→ Requirements
1. In the kernel mailing list thread, why does Linus Torvalds suggest that the EDID code return cached data if it already probed in the last second or two?
2. Retype everything in the kernel mailing list thread from "I'm sad to report" down to "not nearly enough.".

→ Document passage
+--
It is a PREEMPT kernel with 1000Hz (maximum) NOHZ (tickless).

regards Stephan

2012-02-23 17:29:30

by Linus Torvalds

[permalink] [raw]
Subject: Re: responsiveness: newer kernels causing lagging and blocking

On Thu, Feb 23, 2012 at 9:21 AM, Chris Wilson <[email protected]> wrote:
>
> One mystery that has never been resolved is just why wine causes a flood
> of xrandr/connection probes, and then there is still the underlying issue
> that probing blocks the device and causes noticeable latency.

Is there any chance that the EDID code would just have a "if I probed
in the last second or two, let's not do it again and instead just
return the cached data from last time" thing to just protect against
some odd interrupt flood (or a user that asks for edid information
explicitly like xrandr).

Linus

2012-02-23 17:31:26

by Dave Airlie

[permalink] [raw]
Subject: Re: responsiveness: newer kernels causing lagging and blocking

On Thu, Feb 23, 2012 at 5:29 PM, Linus Torvalds
<[email protected]> wrote:
> On Thu, Feb 23, 2012 at 9:21 AM, Chris Wilson <[email protected]> wrote:
>>
>> One mystery that has never been resolved is just why wine causes a flood
>> of xrandr/connection probes, and then there is still the underlying issue
>> that probing blocks the device and causes noticeable latency.
>
> Is there any chance that the EDID code would just have a "if I probed
> in the last second or two, let's not do it again and instead just
> return the cached data from last time" thing to just protect against
> some odd interrupt flood (or a user that asks for edid information
> explicitly like xrandr).

X already does that, if you can the randr interfaces it doesn't cause
a probe unless you ask for it.

wine must be doing something silly or just needs to call a different interface.

Dave.
>
> ? ? ? ? ? ? ? ? ? Linus
> --
> To unsubscribe from this list: send the line "unsubscribe linux-kernel" in
> the body of a message to [email protected]
> More majordomo info at ?http://vger.kernel.org/majordomo-info.html
> Please read the FAQ at ?http://www.tux.org/lkml/

2012-02-23 18:15:47

by Linus Torvalds

[permalink] [raw]
Subject: Re: responsiveness: newer kernels causing lagging and blocking

On Thu, Feb 23, 2012 at 9:21 AM, Chris Wilson <[email protected]> wrote:
>
> The second is to break the loop for fatal errors, which is addressed by
>
> commit 9292f37e1f5c79400254dca46f83313488093825
> Author: Eugeni Dodonov <[email protected]>
> Date: ? Thu Jan 5 09:34:28 2012 -0200
>
> ? ?drm: give up on edid retries when i2c bus is not responding

So I tried cherry-picking this one commit on top of current -git on
one of those nasty Mac Mini's.

I'm sad to report that I don't get anywhere *close* to the reported
performance numbers. Are there other commits involved that I should
have tried?

> ? ?Timing results for i915-powered machines for 'time xrandr' command:
> ? ?Machine 1: from 0.840s to 0.290s
> ? ?Machine 2: from 0.315s to 0.280s
> ? ?Machine 3: from +/- 4s to 0.184s
>
> ? ?Timing results for HD5770 with 'time xrandr' command:
> ? ?Machine 4: from 3.210s to 1.060s

On that Mac Mini, I get 0.611s before, and 0.553s after. So it does
seem to improve, but not nearly enough.
+--
→ Supplied information
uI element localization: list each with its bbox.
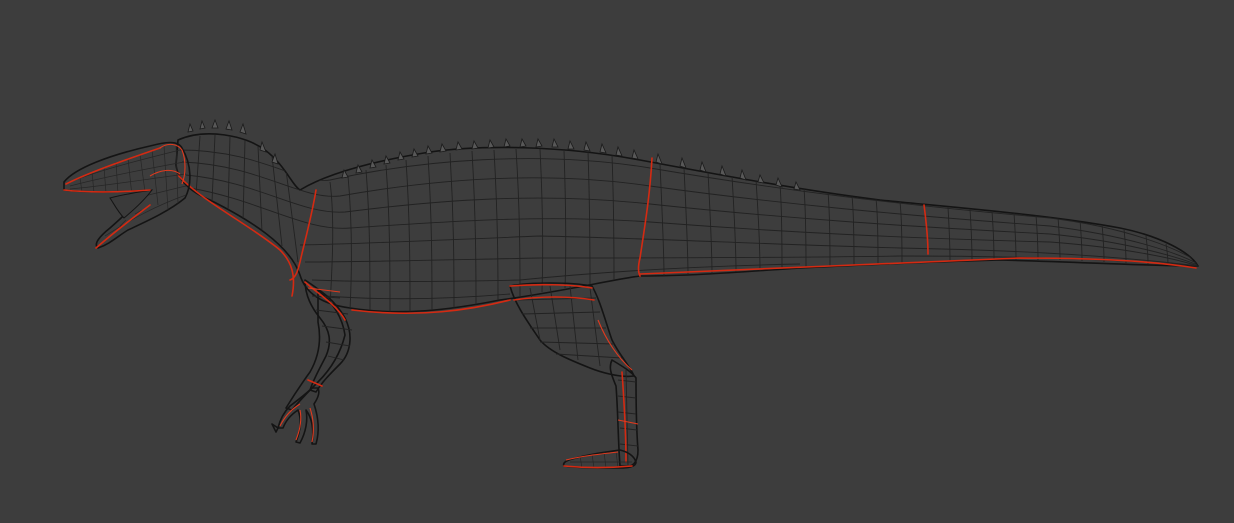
+--
→ Task-by-task outputs
1. He proposes it as protection against some odd interrupt flood, or against a user who explicitly asks for EDID information, as xrandr does.

2.
I'm sad to report that I don't get anywhere *close* to the reported
performance numbers. Are there other commits involved that I should
have tried?

> ? ?Timing results for i915-powered machines for 'time xrandr' command:
> ? ?Machine 1: from 0.840s to 0.290s
> ? ?Machine 2: from 0.315s to 0.280s
> ? ?Machine 3: from +/- 4s to 0.184s
>
> ? ?Timing results for HD5770 with 'time xrandr' command:
> ? ?Machine 4: from 3.210s to 1.060s

On that Mac Mini, I get 0.611s before, and 0.553s after. So it does
seem to improve, but not nearly enough.